Selected passage -
The problem we have is that all the clever technology that makes this happen leaks into the type signatures which become large and scary. But maybe a user should not be shown by default the full type signature of map? How about if she looked up map in BitSet she got:
map(f: Int => Int): BitSet (click here for more general type)
The docs would not lie in that case, because from a user perspective indeed map has the type (Int => Int) => BitSet. But map also has a more general type which can be inspected by clicking on another link.
We have not yet implemented functionality like this in our tools. But I believe we need to do this, to avoid scaring people off and to give more useful info. With tools like that, hopefully smart frameworks and libraries will not become suicide notes.
I do not have a PhD, nor any other kind of degree neither in CS nor math nor indeed any other field. I have no prior experience with Scala nor any other similar language. I have no experience with even remotely comparable type systems. In fact, the only language that I have more than just a superficial knowledge of which even has a type system is Pascal, not exactly known for its sophisticated type system. (Although it does have range types, which AFAIK pretty much no other language has, but that isn't really relevant here.) The other three languages I know are BASIC, Smalltalk and Ruby, none of which even have a type system.

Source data
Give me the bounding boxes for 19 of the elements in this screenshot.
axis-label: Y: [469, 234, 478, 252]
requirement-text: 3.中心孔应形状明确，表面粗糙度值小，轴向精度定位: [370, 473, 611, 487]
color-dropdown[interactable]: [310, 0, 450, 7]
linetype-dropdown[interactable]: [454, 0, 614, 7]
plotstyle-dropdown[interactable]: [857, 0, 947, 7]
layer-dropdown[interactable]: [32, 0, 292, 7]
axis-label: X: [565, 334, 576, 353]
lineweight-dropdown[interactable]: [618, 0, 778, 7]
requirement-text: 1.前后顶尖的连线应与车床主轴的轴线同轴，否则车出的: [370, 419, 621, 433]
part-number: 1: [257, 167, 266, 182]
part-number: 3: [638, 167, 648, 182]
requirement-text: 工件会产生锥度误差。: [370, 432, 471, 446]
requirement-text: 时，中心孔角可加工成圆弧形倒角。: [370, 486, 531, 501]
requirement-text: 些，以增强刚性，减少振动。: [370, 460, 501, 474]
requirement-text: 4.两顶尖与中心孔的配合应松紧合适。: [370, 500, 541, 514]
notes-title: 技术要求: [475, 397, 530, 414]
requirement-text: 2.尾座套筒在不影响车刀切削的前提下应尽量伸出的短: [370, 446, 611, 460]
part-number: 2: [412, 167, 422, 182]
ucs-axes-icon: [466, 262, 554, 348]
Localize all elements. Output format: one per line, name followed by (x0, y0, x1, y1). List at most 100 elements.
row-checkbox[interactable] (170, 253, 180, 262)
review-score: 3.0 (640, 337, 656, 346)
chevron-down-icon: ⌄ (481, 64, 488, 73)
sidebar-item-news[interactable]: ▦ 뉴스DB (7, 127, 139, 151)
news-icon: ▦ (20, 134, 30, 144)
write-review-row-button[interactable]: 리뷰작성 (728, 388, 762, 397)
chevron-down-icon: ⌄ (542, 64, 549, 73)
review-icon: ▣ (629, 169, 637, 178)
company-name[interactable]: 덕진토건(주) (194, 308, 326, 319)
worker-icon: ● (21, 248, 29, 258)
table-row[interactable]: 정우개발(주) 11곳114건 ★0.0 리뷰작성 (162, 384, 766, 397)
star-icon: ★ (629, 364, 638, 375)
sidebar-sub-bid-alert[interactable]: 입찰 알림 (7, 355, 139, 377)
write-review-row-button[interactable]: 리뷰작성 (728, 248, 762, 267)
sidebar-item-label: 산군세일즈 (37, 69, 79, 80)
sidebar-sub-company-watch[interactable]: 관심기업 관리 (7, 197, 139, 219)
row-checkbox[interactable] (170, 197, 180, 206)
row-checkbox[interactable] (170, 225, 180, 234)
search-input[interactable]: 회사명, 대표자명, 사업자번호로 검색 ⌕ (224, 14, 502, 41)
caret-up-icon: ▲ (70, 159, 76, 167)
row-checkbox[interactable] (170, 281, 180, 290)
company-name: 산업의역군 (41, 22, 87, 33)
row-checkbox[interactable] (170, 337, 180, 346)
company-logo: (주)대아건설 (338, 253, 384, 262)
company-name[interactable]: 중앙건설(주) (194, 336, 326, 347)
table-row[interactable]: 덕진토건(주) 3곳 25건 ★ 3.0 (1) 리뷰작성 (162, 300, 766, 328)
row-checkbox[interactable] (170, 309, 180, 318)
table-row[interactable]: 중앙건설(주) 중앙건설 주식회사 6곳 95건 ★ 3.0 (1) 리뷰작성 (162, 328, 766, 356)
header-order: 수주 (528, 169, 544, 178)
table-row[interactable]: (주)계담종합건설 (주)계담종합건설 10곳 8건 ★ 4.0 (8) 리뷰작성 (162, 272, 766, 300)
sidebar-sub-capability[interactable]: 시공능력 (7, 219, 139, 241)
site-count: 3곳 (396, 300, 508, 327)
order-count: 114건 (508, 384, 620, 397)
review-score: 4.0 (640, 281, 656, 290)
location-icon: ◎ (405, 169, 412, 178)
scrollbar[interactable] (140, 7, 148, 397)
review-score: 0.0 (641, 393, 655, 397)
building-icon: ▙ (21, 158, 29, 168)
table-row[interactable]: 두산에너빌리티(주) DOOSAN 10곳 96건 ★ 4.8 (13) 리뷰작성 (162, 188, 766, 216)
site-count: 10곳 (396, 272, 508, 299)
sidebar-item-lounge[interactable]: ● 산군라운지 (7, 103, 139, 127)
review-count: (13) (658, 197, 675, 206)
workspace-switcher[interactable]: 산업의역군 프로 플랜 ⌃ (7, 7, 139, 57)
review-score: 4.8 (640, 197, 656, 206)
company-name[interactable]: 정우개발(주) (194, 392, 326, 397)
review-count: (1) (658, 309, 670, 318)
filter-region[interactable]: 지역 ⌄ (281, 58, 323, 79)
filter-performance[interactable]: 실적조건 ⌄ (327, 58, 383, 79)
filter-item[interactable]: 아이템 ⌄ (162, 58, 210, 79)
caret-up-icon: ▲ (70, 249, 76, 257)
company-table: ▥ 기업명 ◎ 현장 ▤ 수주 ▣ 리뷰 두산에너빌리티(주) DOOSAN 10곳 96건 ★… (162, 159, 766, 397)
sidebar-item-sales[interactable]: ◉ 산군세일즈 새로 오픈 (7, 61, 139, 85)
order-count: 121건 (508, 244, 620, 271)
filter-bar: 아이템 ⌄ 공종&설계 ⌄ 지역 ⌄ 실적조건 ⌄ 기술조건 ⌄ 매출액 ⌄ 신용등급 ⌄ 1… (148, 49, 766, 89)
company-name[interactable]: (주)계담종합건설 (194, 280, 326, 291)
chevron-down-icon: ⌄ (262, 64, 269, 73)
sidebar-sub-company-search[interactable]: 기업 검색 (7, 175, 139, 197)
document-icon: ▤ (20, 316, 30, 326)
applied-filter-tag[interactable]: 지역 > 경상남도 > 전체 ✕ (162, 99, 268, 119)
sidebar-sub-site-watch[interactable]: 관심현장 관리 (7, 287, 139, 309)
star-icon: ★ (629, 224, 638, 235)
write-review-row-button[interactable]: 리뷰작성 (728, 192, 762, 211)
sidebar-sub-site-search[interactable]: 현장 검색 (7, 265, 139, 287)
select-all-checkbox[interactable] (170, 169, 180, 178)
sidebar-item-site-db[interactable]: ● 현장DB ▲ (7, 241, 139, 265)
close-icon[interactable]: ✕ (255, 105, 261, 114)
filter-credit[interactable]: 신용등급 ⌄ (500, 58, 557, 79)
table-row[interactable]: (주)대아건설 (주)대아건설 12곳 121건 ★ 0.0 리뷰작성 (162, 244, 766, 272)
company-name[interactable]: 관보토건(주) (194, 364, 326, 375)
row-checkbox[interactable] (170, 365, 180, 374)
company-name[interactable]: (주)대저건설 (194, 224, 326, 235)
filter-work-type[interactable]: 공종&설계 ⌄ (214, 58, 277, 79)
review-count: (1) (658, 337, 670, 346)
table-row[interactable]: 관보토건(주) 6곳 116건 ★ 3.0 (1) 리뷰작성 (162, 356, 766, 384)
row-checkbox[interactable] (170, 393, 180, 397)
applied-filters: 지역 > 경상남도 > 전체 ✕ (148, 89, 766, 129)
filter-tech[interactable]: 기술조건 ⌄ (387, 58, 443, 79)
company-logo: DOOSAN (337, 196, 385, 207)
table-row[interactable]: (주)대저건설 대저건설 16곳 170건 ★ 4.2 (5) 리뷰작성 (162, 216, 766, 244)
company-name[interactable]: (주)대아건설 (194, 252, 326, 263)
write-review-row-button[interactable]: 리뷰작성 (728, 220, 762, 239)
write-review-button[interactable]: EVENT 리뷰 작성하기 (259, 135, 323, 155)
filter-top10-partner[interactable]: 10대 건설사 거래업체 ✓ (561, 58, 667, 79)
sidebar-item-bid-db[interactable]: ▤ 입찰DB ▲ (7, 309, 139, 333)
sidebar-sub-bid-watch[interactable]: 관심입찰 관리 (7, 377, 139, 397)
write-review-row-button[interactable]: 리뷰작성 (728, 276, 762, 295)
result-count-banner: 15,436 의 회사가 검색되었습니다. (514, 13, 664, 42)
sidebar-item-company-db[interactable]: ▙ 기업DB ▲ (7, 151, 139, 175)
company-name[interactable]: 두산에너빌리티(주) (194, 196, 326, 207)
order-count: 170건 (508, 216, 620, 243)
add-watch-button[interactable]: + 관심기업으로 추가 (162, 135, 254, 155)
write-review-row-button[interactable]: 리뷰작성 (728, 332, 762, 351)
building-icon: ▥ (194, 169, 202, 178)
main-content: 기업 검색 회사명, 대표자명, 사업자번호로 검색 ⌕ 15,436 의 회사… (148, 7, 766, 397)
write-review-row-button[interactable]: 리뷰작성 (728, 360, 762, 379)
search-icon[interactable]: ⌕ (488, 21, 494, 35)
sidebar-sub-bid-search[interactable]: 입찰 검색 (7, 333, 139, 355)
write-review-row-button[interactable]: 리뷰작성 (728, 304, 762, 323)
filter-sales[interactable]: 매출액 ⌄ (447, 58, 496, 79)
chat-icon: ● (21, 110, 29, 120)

What you will do -
Pick up the passage about Scala type signatures after its final sentence and continue it in the same voice.

Response to the task -
And yet, I have no trouble at all understanding the signature of the map function you posted. It looks to me like pretty much the same signature that map has in every other language I have ever seen. The difference is that this version is more generic. It looks more like a C++ STL thing than, say, Haskell. In particular, it abstracts away from the concrete collection type by only requiring that the argument is IterableLike, and also abstracts away from the concrete return type by only requiring that an implicit conversion function exists which can build something out of that collection of result values. Yes, that is quite complex, but it really is only an expression of the general paradigm of generic programming: do not assume anything that you don't actually have to.
In this case, map does not actually need the collection to be a list, or being ordered or being sortable or anything like that. The only thing that map cares about is that it can get access to all elements of the collection, one after the other, but in no particular order. And it does not need to know what the resulting collection is, it only needs to know how to build it. So, that is what its type signature requires.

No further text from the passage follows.